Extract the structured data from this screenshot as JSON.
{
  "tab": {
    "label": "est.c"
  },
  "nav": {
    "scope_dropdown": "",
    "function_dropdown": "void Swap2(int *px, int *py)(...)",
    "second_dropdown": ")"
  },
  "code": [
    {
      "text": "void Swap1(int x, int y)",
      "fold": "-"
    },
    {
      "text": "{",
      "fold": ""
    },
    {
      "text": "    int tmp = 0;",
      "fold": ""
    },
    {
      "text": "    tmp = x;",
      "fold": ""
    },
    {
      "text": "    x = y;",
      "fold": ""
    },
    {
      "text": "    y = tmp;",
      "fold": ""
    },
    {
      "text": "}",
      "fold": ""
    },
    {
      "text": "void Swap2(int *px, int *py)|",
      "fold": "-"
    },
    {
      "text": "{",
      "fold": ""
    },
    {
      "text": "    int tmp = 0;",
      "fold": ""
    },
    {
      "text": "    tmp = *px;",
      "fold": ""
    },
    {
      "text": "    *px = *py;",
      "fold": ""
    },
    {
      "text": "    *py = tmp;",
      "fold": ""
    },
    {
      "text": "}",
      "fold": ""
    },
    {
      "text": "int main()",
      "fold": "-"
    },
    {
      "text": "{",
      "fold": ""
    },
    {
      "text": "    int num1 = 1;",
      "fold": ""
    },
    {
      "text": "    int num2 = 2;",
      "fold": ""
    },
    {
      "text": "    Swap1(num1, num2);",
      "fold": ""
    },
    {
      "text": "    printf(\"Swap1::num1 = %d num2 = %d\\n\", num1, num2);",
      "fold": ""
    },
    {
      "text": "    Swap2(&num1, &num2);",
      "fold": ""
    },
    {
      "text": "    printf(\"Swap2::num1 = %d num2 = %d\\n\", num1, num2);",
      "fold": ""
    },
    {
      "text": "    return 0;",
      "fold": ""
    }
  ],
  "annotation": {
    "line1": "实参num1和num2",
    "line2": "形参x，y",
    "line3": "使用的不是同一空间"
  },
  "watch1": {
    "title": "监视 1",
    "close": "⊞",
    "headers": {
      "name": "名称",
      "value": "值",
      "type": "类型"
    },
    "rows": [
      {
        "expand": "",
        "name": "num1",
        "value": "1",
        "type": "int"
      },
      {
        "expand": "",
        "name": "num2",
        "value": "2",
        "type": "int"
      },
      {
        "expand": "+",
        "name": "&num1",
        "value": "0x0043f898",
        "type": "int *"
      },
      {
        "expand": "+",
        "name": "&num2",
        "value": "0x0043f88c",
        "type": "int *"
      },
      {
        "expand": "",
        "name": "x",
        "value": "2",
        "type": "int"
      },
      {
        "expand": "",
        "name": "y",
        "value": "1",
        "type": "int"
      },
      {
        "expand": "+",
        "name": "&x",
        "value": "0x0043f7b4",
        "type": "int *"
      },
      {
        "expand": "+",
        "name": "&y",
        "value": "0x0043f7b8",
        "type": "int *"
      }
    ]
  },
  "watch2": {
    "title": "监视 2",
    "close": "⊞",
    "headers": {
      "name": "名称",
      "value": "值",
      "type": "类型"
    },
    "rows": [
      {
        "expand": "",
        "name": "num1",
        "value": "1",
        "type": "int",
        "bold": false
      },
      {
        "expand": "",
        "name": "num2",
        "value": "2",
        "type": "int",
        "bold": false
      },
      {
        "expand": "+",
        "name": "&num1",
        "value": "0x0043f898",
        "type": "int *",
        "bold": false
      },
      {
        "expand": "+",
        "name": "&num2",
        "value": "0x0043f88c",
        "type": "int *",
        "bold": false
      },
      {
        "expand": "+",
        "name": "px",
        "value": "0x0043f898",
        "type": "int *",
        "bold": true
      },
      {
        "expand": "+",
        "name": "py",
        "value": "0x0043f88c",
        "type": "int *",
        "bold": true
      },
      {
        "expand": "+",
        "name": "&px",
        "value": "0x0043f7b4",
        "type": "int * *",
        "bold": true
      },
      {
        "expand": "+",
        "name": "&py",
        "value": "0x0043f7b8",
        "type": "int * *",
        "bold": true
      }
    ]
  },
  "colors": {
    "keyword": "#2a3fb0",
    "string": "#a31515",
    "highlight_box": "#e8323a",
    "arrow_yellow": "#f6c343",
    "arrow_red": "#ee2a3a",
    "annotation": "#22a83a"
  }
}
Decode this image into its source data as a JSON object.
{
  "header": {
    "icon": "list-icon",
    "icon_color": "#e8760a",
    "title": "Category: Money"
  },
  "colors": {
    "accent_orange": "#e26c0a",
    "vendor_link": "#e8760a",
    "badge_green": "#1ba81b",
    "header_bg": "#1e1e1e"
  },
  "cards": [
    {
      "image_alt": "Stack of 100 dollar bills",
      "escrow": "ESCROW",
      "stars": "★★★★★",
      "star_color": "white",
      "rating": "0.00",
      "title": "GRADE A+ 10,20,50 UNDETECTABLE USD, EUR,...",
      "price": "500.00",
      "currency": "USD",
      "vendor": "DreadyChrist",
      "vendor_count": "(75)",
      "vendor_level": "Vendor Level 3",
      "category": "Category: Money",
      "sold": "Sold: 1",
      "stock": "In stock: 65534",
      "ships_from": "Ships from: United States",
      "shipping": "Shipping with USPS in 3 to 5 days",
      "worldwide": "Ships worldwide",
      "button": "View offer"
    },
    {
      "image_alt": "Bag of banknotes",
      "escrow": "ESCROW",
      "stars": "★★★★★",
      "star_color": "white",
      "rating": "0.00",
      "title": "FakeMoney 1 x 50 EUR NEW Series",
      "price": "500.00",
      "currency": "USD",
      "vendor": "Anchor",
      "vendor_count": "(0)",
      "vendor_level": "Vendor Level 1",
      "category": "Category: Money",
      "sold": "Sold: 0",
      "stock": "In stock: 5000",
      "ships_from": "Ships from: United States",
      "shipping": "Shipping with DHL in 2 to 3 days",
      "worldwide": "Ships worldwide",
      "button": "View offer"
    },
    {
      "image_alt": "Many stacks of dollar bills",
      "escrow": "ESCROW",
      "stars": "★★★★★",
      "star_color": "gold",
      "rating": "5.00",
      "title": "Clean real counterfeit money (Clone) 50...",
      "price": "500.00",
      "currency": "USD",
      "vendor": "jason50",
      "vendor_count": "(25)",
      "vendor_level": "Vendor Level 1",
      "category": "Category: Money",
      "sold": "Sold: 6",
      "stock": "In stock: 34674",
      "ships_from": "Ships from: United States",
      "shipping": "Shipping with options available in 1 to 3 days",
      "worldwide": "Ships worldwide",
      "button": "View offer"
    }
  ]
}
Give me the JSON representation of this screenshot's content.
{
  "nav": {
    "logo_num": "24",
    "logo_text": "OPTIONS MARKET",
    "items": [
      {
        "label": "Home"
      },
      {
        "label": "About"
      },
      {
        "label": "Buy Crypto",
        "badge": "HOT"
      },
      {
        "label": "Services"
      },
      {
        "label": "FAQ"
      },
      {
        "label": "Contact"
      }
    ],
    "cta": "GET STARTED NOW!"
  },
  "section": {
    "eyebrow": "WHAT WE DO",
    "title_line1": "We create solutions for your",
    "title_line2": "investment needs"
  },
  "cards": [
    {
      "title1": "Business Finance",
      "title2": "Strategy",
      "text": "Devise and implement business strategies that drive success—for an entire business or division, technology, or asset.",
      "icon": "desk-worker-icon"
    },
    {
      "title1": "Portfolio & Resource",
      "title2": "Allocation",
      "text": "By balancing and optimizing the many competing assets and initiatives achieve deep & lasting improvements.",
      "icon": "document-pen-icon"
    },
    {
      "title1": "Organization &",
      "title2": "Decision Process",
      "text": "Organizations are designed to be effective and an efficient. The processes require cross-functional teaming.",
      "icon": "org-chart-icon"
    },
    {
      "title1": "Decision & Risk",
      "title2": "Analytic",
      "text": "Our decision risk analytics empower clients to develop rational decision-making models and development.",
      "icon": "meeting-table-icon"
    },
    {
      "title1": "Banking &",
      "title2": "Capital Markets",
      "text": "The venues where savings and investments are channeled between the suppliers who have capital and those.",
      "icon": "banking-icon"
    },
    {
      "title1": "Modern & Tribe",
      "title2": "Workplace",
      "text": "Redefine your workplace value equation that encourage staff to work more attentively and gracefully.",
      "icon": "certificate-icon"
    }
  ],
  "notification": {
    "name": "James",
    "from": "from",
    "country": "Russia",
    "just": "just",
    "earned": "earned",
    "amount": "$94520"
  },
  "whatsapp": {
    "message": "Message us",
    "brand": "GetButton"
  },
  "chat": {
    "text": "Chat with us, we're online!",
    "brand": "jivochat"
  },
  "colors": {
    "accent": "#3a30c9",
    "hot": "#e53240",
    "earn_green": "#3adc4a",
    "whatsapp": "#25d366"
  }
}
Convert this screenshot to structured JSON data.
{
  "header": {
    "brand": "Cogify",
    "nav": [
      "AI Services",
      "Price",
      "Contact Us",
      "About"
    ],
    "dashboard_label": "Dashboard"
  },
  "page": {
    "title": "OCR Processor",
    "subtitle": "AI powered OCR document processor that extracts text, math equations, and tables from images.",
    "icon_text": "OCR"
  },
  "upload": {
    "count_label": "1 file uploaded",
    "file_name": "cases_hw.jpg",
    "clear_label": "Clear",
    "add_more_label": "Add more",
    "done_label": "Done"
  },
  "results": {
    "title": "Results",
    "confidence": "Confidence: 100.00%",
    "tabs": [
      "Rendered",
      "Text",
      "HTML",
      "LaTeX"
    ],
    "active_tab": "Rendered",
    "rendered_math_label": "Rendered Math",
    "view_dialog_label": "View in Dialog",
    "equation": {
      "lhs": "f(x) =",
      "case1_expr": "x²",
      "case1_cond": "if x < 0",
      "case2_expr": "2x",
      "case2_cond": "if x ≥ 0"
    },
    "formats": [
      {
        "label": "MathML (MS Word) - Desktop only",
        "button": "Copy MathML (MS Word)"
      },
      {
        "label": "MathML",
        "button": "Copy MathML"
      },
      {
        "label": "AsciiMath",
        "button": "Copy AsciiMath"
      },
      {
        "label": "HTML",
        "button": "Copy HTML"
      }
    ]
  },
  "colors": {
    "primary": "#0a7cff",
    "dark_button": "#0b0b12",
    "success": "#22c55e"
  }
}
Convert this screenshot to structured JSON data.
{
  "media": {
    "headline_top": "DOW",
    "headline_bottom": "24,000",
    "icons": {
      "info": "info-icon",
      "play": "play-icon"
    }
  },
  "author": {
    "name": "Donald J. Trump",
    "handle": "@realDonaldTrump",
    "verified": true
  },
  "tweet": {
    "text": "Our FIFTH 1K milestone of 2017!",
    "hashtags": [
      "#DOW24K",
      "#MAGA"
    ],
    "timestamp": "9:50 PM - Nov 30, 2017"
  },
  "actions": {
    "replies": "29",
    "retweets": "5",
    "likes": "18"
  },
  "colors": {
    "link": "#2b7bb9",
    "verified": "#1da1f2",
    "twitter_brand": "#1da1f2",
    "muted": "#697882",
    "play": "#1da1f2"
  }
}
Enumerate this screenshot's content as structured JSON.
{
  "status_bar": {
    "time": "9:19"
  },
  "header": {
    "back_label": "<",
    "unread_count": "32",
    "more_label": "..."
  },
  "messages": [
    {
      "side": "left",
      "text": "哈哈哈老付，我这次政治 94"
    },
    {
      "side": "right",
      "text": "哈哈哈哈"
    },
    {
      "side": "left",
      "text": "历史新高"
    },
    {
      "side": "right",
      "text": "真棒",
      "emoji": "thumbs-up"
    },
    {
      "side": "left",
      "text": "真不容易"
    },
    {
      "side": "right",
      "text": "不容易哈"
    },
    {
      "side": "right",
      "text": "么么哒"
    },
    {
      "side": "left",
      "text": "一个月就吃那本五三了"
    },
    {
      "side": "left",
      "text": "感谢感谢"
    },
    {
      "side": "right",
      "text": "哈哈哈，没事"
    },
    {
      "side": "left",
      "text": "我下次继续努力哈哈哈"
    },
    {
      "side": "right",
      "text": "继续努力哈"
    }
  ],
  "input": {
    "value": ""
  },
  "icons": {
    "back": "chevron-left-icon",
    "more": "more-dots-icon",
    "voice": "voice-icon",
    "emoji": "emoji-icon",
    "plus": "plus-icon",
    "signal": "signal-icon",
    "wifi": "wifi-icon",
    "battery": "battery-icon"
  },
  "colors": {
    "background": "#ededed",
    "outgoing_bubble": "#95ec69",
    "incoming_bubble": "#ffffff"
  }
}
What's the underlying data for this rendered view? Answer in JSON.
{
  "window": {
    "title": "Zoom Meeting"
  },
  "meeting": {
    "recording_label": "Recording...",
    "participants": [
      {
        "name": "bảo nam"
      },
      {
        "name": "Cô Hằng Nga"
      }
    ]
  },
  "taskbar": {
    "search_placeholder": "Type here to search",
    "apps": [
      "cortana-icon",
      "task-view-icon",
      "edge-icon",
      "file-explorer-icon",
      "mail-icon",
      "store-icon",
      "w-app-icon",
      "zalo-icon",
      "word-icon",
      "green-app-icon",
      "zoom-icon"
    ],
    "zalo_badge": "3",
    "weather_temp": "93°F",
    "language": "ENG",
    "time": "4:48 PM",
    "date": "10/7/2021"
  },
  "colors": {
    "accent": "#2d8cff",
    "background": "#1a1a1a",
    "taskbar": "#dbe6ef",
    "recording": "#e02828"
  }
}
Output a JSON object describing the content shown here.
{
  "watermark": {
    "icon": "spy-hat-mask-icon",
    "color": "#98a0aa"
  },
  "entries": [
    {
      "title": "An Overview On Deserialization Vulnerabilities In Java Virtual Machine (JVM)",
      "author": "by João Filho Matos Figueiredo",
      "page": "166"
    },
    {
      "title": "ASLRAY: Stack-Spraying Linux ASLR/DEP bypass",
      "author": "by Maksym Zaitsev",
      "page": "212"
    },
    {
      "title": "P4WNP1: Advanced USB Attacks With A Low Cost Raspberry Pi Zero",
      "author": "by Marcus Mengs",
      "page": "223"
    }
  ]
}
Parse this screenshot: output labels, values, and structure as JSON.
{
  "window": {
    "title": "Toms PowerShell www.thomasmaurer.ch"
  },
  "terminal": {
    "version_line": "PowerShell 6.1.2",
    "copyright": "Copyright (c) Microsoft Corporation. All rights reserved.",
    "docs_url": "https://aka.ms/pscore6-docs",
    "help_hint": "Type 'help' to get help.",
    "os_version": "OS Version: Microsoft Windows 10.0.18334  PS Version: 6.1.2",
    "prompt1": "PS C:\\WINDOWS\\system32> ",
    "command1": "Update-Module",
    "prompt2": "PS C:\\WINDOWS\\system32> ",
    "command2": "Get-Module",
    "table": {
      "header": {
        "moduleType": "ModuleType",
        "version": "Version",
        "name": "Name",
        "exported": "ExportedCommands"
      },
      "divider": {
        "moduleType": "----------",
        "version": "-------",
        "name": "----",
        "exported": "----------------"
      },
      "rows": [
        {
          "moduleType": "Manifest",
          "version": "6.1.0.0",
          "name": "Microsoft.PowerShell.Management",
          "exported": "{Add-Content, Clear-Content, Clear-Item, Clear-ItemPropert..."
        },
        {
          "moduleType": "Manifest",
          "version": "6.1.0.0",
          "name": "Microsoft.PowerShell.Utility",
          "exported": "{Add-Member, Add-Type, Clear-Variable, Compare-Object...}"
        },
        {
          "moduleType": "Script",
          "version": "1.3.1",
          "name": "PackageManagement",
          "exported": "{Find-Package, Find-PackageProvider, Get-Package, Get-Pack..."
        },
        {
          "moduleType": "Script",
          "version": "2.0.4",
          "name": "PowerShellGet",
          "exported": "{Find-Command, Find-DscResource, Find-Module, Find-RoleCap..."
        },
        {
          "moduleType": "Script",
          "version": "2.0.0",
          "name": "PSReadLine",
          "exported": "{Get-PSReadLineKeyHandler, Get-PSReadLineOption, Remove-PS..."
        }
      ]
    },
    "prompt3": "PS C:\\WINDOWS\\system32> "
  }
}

■ **Requirements**
Copy each line above where the string "document" occurs.

■ **Output for this exercise**
      "icon": "document-pen-icon"
    "subtitle": "AI powered OCR document processor that extracts text, math equations, and tables from images.",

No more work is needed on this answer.